### Dataset ###
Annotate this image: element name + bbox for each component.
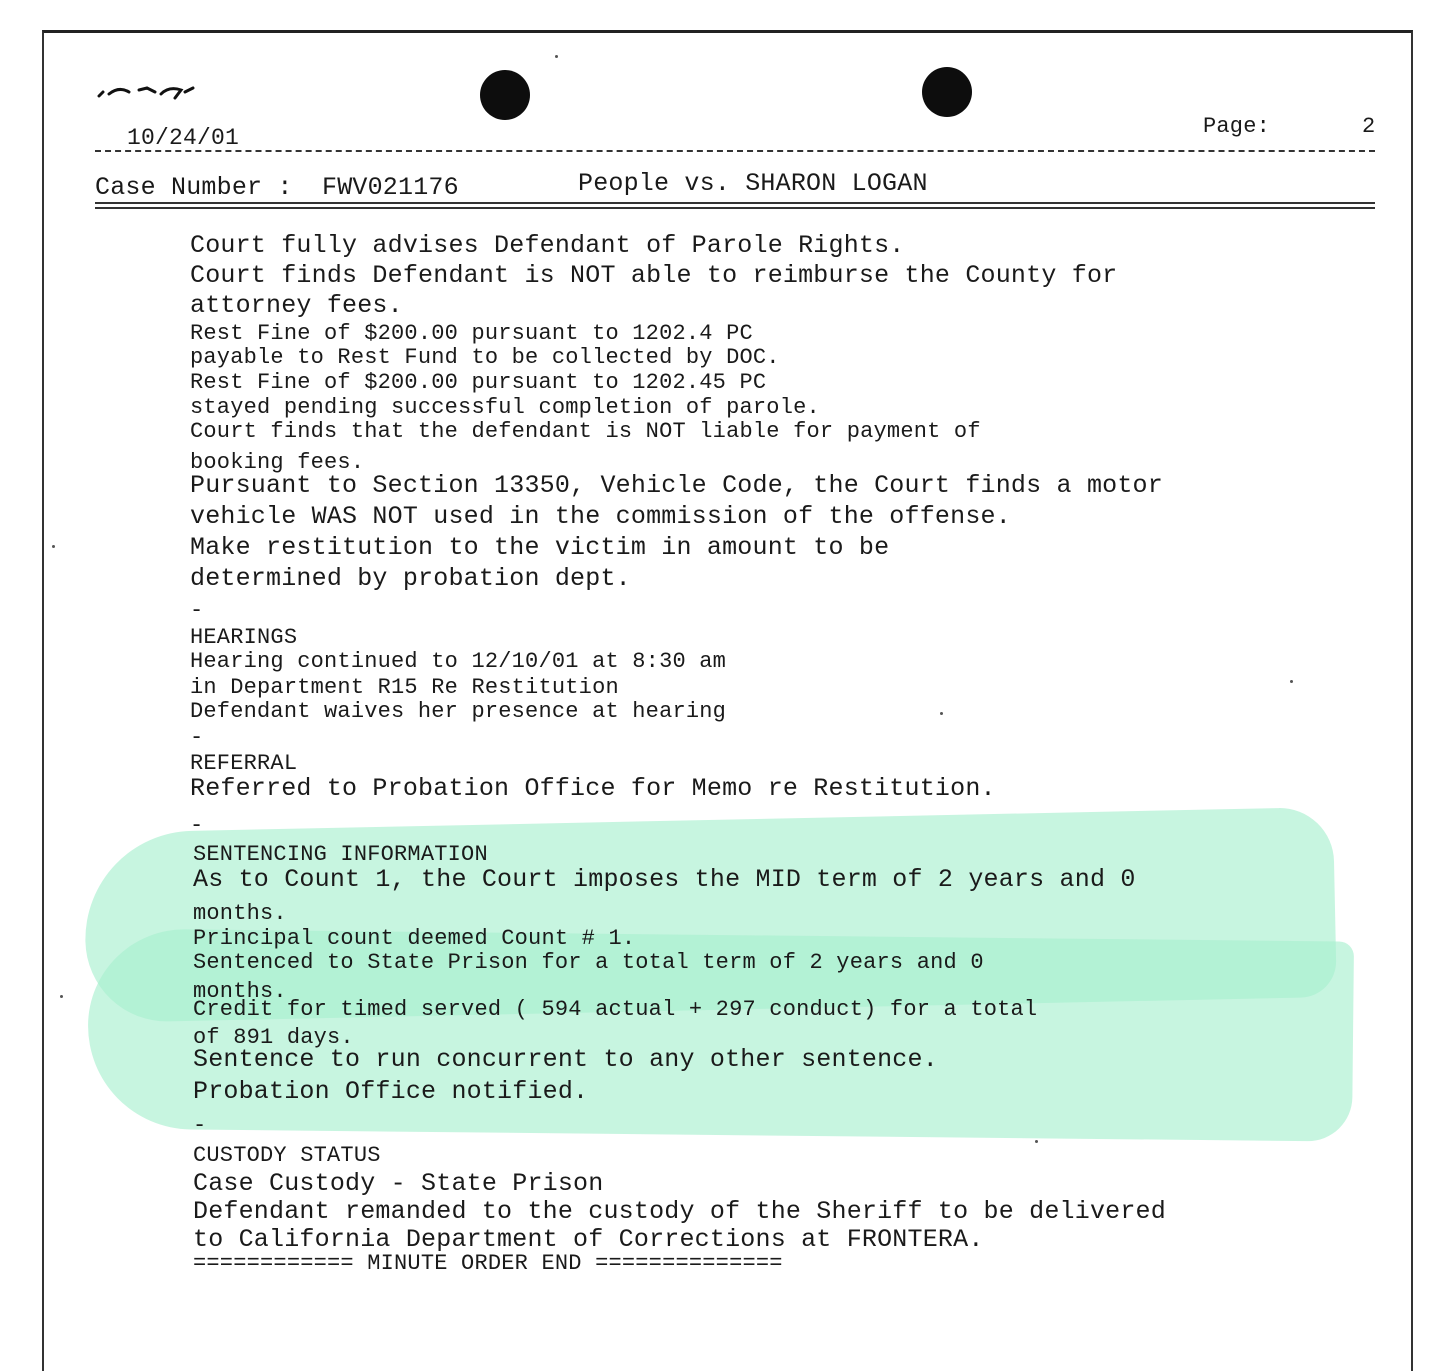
text-line: Defendant waives her presence at hearing [190, 699, 727, 724]
scan-speck [1035, 1140, 1038, 1143]
text-line: Court finds that the defendant is NOT liable for payment of [190, 419, 981, 444]
text-line: payable to Rest Fund to be collected by DOC. [190, 345, 780, 370]
text-line: in Department R15 Re Restitution [190, 675, 619, 700]
section-heading-custody: CUSTODY STATUS [193, 1143, 381, 1168]
text-line: Make restitution to the victim in amount to be [190, 533, 890, 562]
section-heading-hearings: HEARINGS [190, 625, 298, 650]
header-double-rule [95, 202, 1375, 209]
text-line: Rest Fine of $200.00 pursuant to 1202.4 PC [190, 321, 753, 346]
text-line: Hearing continued to 12/10/01 at 8:30 am [190, 649, 727, 674]
text-line: Court fully advises Defendant of Parole Rights. [190, 231, 905, 260]
scan-speck [555, 55, 558, 58]
scan-speck [60, 995, 63, 998]
punch-hole-left [480, 70, 530, 120]
section-heading-sentencing: SENTENCING INFORMATION [193, 842, 488, 867]
handwritten-mark [95, 82, 205, 112]
case-number: FWV021176 [322, 173, 459, 202]
text-line: Principal count deemed Count # 1. [193, 926, 636, 951]
text-line: As to Count 1, the Court imposes the MID term of 2 years and 0 [193, 865, 1136, 894]
text-line: of 891 days. [193, 1025, 354, 1050]
page-label: Page: [1203, 114, 1271, 139]
text-line: Defendant remanded to the custody of the Sheriff to be delivered [193, 1197, 1166, 1226]
scan-speck [940, 712, 943, 715]
text-line: determined by probation dept. [190, 564, 631, 593]
case-number-label: Case Number : [95, 173, 293, 202]
text-line: to California Department of Corrections at FRONTERA. [193, 1225, 984, 1254]
text-line: vehicle WAS NOT used in the commission of the offense. [190, 502, 1011, 531]
text-line: Pursuant to Section 13350, Vehicle Code, the Court finds a motor [190, 471, 1163, 500]
document-date: 10/24/01 [127, 125, 240, 151]
minute-order-end: ============ MINUTE ORDER END ============== [193, 1251, 783, 1276]
section-separator: - [190, 598, 204, 623]
text-line: booking fees. [190, 450, 365, 475]
text-line: Probation Office notified. [193, 1077, 589, 1106]
text-line: months. [193, 979, 287, 1004]
text-line: Credit for timed served ( 594 actual + 297 conduct) for a total [193, 997, 1038, 1022]
scan-speck [1290, 680, 1293, 683]
text-line: attorney fees. [190, 291, 403, 320]
section-separator: - [190, 813, 204, 838]
section-separator: - [193, 1113, 207, 1138]
text-line: Rest Fine of $200.00 pursuant to 1202.45 PC [190, 370, 767, 395]
section-heading-referral: REFERRAL [190, 751, 298, 776]
case-title: People vs. SHARON LOGAN [578, 169, 928, 198]
text-line: Sentenced to State Prison for a total term of 2 years and 0 [193, 950, 984, 975]
text-line: Referred to Probation Office for Memo re Restitution. [190, 774, 996, 803]
text-line: Case Custody - State Prison [193, 1169, 604, 1198]
punch-hole-right [922, 67, 972, 117]
header-dash-rule [95, 150, 1375, 152]
text-line: Court finds Defendant is NOT able to reimburse the County for [190, 261, 1118, 290]
scan-speck [52, 545, 55, 548]
text-line: Sentence to run concurrent to any other sentence. [193, 1045, 938, 1074]
section-separator: - [190, 725, 204, 750]
text-line: months. [193, 901, 287, 926]
text-line: stayed pending successful completion of parole. [190, 395, 820, 420]
page-number: 2 [1362, 114, 1376, 139]
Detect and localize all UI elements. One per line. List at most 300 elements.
###
## Your instructions
Copy out every line of the material above word for word, omitting the pictures.

## Complete output
Annotate this image: element name + bbox for each component.
text-line: Defendant waives her presence at hearing [190, 699, 727, 724]
scan-speck [1035, 1140, 1038, 1143]
text-line: Court finds that the defendant is NOT liable for payment of [190, 419, 981, 444]
text-line: payable to Rest Fund to be collected by DOC. [190, 345, 780, 370]
text-line: in Department R15 Re Restitution [190, 675, 619, 700]
section-heading-custody: CUSTODY STATUS [193, 1143, 381, 1168]
text-line: Make restitution to the victim in amount to be [190, 533, 890, 562]
section-heading-hearings: HEARINGS [190, 625, 298, 650]
header-double-rule [95, 202, 1375, 209]
text-line: Rest Fine of $200.00 pursuant to 1202.4 PC [190, 321, 753, 346]
text-line: Hearing continued to 12/10/01 at 8:30 am [190, 649, 727, 674]
text-line: Court fully advises Defendant of Parole Rights. [190, 231, 905, 260]
scan-speck [555, 55, 558, 58]
scan-speck [60, 995, 63, 998]
punch-hole-left [480, 70, 530, 120]
section-heading-sentencing: SENTENCING INFORMATION [193, 842, 488, 867]
handwritten-mark [95, 82, 205, 112]
case-number: FWV021176 [322, 173, 459, 202]
text-line: Principal count deemed Count # 1. [193, 926, 636, 951]
text-line: As to Count 1, the Court imposes the MID term of 2 years and 0 [193, 865, 1136, 894]
text-line: of 891 days. [193, 1025, 354, 1050]
page-label: Page: [1203, 114, 1271, 139]
text-line: Defendant remanded to the custody of the Sheriff to be delivered [193, 1197, 1166, 1226]
scan-speck [940, 712, 943, 715]
text-line: determined by probation dept. [190, 564, 631, 593]
case-number-label: Case Number : [95, 173, 293, 202]
text-line: to California Department of Corrections at FRONTERA. [193, 1225, 984, 1254]
text-line: vehicle WAS NOT used in the commission of the offense. [190, 502, 1011, 531]
text-line: Pursuant to Section 13350, Vehicle Code, the Court finds a motor [190, 471, 1163, 500]
document-date: 10/24/01 [127, 125, 240, 151]
minute-order-end: ============ MINUTE ORDER END ============== [193, 1251, 783, 1276]
section-separator: - [190, 598, 204, 623]
text-line: booking fees. [190, 450, 365, 475]
text-line: Probation Office notified. [193, 1077, 589, 1106]
text-line: months. [193, 979, 287, 1004]
text-line: Credit for timed served ( 594 actual + 297 conduct) for a total [193, 997, 1038, 1022]
scan-speck [1290, 680, 1293, 683]
text-line: attorney fees. [190, 291, 403, 320]
section-separator: - [190, 813, 204, 838]
section-separator: - [193, 1113, 207, 1138]
text-line: Rest Fine of $200.00 pursuant to 1202.45 PC [190, 370, 767, 395]
section-heading-referral: REFERRAL [190, 751, 298, 776]
case-title: People vs. SHARON LOGAN [578, 169, 928, 198]
text-line: Sentenced to State Prison for a total term of 2 years and 0 [193, 950, 984, 975]
text-line: Referred to Probation Office for Memo re Restitution. [190, 774, 996, 803]
text-line: Case Custody - State Prison [193, 1169, 604, 1198]
punch-hole-right [922, 67, 972, 117]
header-dash-rule [95, 150, 1375, 152]
text-line: Court finds Defendant is NOT able to reimburse the County for [190, 261, 1118, 290]
scan-speck [52, 545, 55, 548]
text-line: Sentence to run concurrent to any other sentence. [193, 1045, 938, 1074]
section-separator: - [190, 725, 204, 750]
text-line: months. [193, 901, 287, 926]
text-line: stayed pending successful completion of parole. [190, 395, 820, 420]
page-number: 2 [1362, 114, 1376, 139]
Detect and localize all UI elements. One per line. List at most 300 elements.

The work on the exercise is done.